### WHAT IS BEING ASKED
Count the lines below that contain the word "text", and give only that number.

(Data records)
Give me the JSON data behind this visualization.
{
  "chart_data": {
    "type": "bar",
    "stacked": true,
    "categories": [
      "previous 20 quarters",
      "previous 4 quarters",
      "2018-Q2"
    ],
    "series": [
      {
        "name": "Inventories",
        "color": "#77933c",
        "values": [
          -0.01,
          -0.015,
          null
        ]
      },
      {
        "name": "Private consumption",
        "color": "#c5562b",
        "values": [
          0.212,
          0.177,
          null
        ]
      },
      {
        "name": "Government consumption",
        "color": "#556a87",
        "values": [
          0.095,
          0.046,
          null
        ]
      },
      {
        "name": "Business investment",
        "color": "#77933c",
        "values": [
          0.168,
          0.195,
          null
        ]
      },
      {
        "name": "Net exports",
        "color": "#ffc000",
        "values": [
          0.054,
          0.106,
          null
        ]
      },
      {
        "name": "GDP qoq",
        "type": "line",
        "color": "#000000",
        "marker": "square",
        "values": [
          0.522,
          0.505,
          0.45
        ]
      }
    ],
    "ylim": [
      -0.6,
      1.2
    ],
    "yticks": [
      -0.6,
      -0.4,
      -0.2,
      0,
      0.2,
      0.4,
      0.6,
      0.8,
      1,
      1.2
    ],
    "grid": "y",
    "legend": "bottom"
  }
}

...

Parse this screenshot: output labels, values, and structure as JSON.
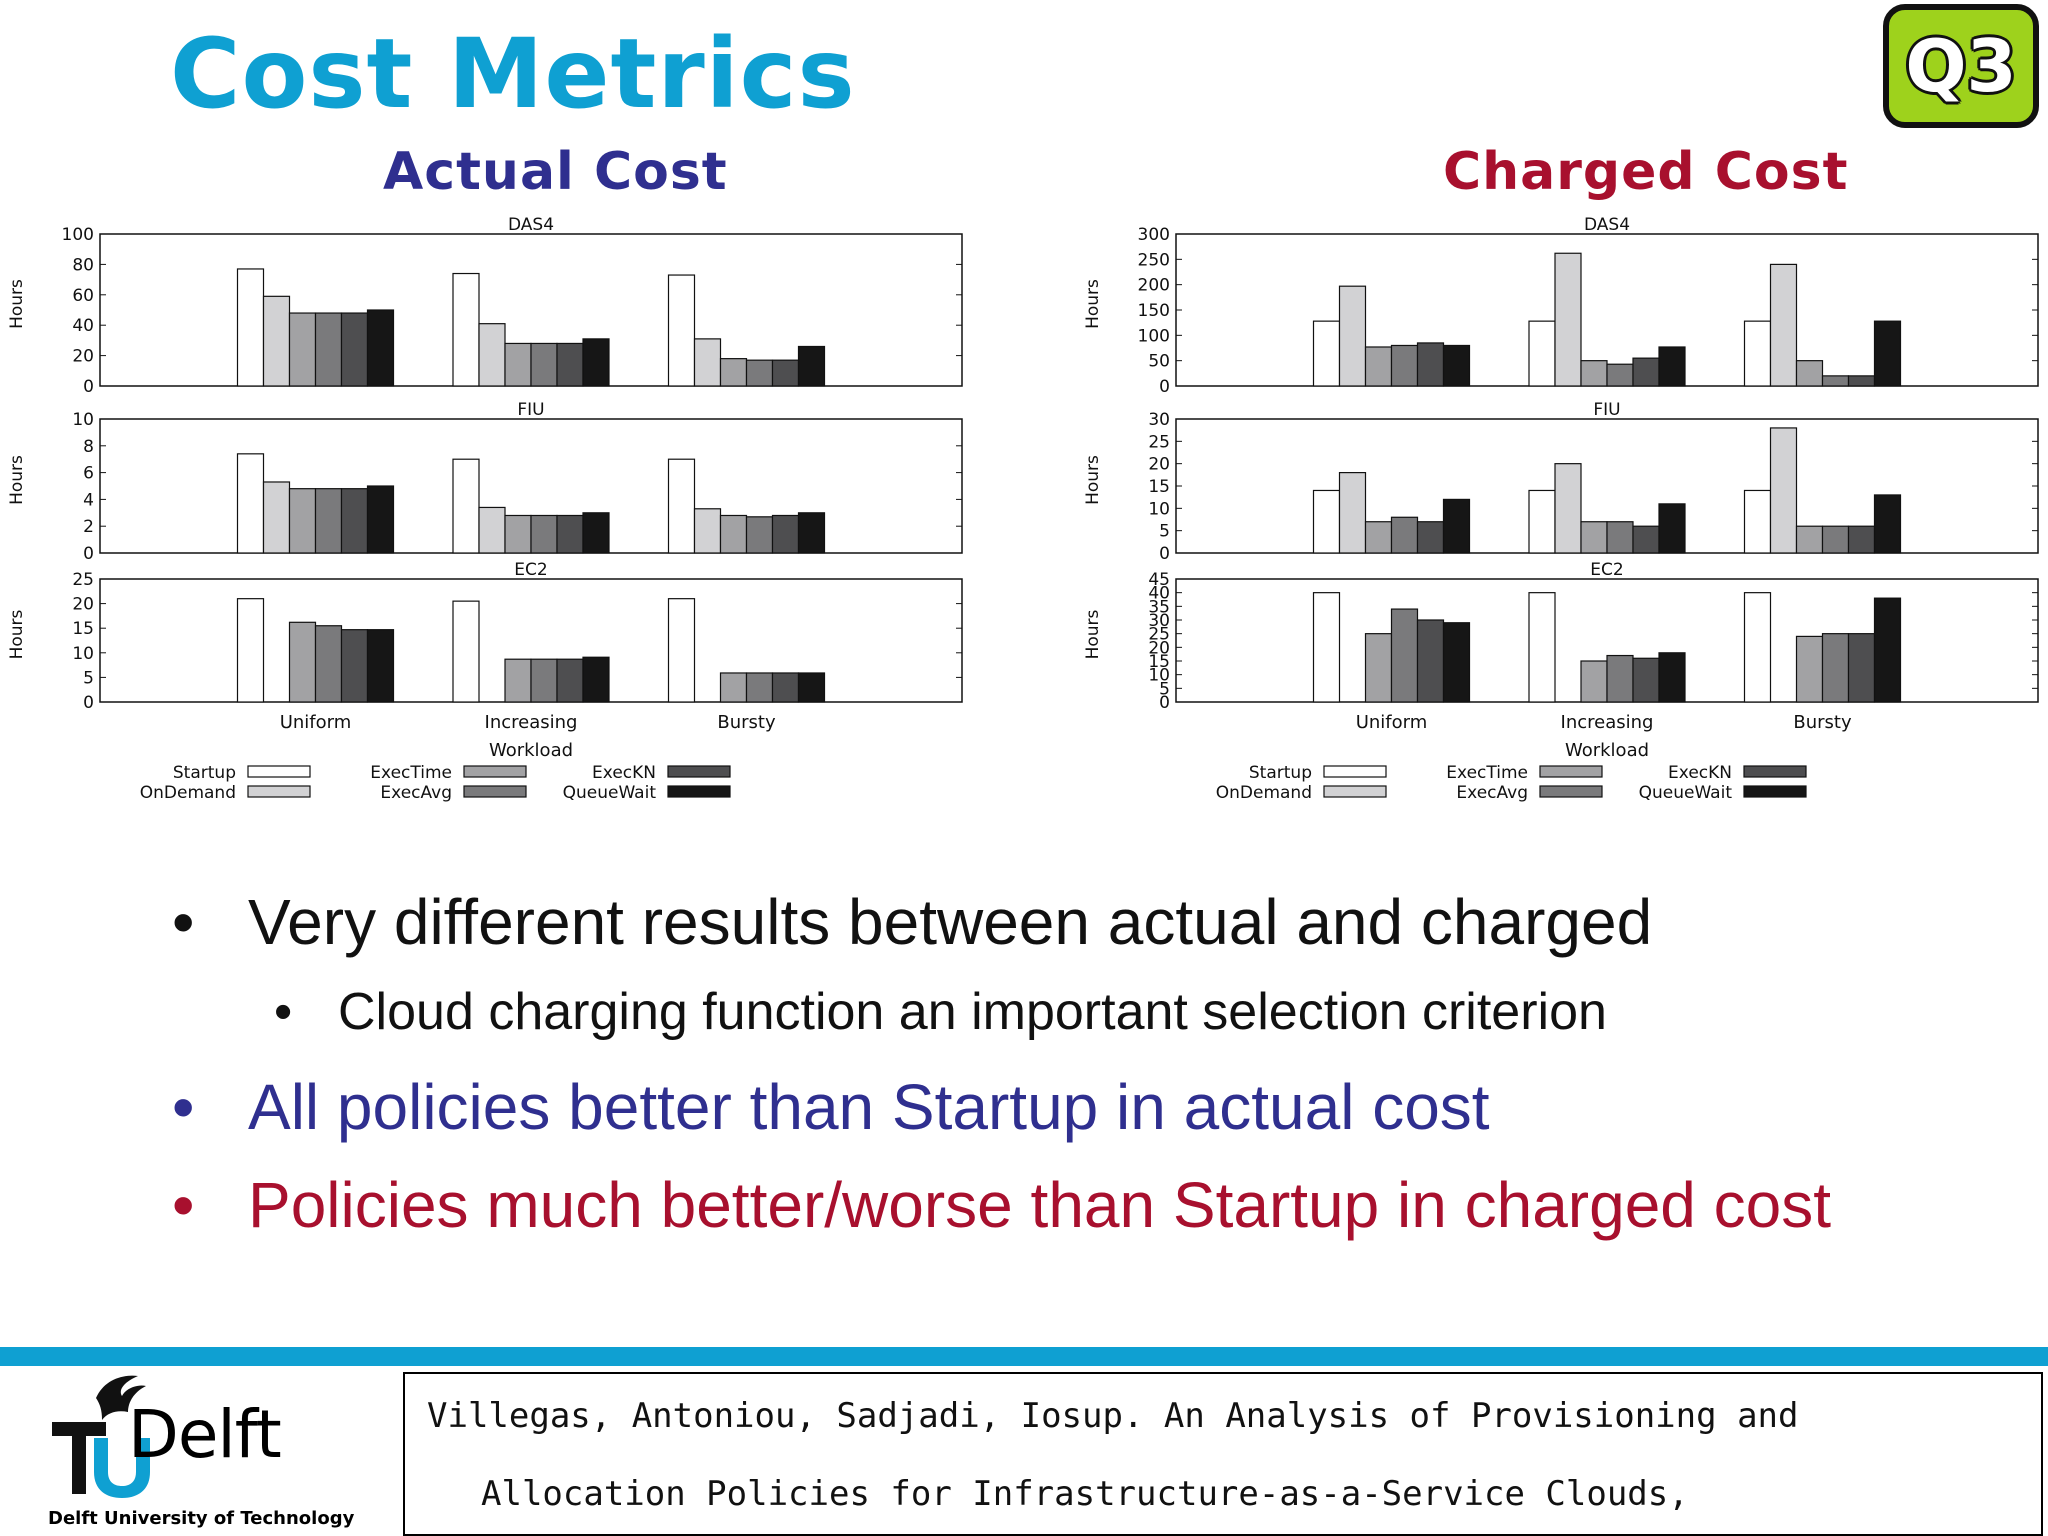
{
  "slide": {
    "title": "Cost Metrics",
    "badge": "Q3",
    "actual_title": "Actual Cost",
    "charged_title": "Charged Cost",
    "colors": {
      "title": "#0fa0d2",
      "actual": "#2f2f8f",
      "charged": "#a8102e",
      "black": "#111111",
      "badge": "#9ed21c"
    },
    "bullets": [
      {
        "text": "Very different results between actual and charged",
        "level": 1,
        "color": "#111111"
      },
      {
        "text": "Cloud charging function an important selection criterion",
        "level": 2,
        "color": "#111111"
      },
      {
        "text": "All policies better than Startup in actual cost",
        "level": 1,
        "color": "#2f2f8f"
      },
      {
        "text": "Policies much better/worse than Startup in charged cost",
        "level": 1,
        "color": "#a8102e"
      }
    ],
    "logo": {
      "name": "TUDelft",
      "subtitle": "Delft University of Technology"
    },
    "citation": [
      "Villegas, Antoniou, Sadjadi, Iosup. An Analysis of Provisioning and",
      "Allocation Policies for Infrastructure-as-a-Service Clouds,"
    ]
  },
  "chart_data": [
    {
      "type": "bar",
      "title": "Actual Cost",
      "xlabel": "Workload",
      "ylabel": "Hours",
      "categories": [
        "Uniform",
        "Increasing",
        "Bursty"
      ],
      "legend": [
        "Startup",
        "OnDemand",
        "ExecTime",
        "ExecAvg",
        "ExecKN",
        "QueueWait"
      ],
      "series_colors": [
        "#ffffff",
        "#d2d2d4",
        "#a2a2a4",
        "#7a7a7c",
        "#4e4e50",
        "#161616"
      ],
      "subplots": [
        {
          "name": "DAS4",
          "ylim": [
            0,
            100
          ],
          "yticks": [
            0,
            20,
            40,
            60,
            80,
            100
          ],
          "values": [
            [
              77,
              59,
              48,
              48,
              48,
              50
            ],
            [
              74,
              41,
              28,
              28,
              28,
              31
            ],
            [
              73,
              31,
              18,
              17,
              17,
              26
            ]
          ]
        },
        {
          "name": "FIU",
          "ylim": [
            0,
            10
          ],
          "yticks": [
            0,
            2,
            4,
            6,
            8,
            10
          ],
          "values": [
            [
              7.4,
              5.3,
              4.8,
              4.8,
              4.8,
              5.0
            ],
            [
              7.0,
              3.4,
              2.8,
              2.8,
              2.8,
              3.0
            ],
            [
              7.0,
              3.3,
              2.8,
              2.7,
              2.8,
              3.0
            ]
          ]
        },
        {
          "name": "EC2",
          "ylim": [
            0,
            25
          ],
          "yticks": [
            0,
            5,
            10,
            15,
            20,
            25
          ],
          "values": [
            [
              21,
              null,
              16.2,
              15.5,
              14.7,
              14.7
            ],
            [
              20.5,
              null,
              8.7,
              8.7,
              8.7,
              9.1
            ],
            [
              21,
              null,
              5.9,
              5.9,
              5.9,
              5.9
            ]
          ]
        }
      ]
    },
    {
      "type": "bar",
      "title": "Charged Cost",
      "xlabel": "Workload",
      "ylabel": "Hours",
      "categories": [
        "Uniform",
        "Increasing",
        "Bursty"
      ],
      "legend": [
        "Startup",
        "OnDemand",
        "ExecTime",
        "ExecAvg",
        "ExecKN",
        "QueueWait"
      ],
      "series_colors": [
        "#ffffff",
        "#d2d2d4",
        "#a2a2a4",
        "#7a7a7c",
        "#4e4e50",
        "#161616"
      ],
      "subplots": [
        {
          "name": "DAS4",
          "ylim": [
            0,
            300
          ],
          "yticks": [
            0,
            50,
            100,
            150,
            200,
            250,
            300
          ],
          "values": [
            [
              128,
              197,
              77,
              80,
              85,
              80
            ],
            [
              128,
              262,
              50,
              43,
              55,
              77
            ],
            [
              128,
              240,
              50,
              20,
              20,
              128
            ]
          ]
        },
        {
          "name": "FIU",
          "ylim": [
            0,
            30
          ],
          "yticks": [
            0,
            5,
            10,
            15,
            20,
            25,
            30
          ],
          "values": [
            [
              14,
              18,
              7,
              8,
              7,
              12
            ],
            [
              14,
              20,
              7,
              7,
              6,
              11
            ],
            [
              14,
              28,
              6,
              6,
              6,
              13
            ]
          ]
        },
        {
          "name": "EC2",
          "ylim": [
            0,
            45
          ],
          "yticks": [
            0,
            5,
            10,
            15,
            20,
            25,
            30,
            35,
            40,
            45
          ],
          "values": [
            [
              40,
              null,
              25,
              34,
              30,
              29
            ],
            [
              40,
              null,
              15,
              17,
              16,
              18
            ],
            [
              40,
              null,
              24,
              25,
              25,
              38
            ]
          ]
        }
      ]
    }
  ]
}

---

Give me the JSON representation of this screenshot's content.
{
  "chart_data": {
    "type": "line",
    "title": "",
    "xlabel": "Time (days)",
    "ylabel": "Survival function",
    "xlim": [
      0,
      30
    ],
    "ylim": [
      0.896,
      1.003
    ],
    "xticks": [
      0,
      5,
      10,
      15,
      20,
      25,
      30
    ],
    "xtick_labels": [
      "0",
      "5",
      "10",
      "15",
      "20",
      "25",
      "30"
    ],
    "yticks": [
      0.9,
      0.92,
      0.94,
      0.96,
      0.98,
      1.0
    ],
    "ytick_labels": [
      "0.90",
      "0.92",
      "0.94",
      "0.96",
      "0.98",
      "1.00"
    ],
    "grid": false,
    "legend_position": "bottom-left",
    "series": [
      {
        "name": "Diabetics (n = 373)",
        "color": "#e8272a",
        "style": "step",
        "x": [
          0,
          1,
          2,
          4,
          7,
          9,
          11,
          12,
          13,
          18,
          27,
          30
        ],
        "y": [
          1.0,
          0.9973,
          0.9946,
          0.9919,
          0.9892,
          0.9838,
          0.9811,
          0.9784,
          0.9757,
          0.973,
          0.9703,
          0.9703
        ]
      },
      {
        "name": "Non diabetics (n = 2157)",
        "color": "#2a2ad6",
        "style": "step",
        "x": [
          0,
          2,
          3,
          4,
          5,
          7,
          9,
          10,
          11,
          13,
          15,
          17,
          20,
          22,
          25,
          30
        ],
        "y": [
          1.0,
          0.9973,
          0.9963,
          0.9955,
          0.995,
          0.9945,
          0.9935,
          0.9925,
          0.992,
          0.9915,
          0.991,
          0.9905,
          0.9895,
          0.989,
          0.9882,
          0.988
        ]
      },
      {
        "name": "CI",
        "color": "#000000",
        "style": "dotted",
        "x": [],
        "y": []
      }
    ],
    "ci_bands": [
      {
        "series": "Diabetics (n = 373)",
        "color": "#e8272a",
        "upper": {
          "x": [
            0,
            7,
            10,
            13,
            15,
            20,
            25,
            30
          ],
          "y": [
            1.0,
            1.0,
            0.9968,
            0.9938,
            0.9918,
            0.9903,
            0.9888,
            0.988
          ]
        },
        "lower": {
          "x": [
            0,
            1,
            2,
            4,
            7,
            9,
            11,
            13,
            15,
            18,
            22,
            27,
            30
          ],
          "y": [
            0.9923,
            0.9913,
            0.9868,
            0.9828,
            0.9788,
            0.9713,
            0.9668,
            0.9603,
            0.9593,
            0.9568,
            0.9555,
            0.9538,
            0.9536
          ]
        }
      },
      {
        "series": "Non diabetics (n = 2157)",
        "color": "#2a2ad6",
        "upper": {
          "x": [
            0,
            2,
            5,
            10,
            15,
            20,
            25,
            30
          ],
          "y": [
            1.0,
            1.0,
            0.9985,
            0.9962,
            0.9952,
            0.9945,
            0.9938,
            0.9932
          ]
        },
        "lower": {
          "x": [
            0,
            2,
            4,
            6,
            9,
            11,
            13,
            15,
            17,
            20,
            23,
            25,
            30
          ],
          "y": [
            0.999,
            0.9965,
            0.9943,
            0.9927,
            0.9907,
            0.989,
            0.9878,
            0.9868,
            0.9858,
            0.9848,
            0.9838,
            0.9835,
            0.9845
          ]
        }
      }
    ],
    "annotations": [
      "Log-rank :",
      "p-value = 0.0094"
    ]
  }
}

### FULL SOLUTION
4